Given task: All lines in which the word "title" occurs are to be extracted.

═════ Provided records ═════

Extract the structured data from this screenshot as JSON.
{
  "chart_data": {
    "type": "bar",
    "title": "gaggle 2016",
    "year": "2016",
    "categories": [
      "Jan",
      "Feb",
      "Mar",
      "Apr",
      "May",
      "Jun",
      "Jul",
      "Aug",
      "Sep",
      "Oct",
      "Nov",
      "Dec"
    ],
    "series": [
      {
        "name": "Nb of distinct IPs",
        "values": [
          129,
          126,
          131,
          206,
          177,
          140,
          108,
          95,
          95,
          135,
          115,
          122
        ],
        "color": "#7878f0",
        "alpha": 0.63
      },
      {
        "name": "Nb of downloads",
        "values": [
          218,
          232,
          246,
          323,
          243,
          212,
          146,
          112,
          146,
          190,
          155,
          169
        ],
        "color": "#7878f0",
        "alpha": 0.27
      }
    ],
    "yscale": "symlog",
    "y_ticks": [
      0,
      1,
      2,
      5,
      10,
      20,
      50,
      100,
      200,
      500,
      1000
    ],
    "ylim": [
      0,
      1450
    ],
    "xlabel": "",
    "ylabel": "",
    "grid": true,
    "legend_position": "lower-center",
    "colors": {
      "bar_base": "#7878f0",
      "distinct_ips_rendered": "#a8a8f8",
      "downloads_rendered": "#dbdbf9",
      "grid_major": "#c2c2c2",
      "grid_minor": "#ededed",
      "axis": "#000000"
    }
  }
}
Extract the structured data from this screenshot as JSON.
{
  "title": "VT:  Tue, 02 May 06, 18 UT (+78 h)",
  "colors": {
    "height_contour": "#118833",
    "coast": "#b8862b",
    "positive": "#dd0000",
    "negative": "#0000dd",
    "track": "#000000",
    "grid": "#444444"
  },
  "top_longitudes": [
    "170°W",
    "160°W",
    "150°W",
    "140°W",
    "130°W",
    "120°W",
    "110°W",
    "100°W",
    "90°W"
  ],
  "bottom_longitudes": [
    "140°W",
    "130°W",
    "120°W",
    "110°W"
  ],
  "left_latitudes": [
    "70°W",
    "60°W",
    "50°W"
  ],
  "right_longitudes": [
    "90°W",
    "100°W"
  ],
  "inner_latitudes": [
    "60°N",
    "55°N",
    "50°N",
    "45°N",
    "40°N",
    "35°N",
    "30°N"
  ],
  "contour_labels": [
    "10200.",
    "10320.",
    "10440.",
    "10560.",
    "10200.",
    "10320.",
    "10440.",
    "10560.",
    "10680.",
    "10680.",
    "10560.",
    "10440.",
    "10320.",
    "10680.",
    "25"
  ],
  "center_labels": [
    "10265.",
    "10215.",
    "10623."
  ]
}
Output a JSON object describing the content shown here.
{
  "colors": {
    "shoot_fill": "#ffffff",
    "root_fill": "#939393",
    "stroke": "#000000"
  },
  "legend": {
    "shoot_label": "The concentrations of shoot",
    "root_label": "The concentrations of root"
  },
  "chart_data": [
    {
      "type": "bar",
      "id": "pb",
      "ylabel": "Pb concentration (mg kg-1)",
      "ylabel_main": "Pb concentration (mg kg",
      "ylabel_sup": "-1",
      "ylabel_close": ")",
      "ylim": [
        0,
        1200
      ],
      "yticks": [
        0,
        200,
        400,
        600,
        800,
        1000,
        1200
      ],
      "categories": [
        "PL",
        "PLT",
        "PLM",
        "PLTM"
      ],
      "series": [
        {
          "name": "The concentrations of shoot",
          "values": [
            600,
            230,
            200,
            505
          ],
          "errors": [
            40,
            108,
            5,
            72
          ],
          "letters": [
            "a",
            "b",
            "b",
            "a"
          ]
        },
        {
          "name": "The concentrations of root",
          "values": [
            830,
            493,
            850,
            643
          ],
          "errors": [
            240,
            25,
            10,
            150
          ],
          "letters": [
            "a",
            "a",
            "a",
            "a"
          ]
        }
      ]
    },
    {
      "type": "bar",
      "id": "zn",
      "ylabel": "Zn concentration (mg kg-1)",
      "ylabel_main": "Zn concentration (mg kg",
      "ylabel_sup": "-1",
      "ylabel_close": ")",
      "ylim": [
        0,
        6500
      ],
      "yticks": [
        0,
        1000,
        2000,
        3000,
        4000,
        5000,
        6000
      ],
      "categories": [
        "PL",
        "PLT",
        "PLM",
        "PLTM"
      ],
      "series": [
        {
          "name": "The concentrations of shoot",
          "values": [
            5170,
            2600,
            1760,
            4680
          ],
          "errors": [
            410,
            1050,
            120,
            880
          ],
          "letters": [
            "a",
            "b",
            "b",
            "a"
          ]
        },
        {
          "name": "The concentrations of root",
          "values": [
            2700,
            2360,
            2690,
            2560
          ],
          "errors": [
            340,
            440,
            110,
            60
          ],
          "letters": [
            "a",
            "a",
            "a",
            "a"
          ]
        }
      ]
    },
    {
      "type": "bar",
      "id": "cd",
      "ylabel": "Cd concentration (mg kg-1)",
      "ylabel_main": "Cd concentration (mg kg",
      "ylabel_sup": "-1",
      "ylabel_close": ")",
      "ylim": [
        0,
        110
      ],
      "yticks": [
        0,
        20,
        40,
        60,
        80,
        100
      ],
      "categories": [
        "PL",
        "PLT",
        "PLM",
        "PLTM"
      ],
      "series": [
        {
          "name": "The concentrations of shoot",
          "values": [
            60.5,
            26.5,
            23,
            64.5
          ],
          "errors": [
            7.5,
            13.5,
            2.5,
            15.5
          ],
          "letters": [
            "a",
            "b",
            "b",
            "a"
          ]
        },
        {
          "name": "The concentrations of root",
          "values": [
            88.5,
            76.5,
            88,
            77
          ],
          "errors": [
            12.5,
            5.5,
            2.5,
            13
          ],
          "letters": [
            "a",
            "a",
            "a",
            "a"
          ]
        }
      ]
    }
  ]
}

═════

Response to this exercise:
    "title": "gaggle 2016",
  "title": "VT:  Tue, 02 May 06, 18 UT (+78 h)",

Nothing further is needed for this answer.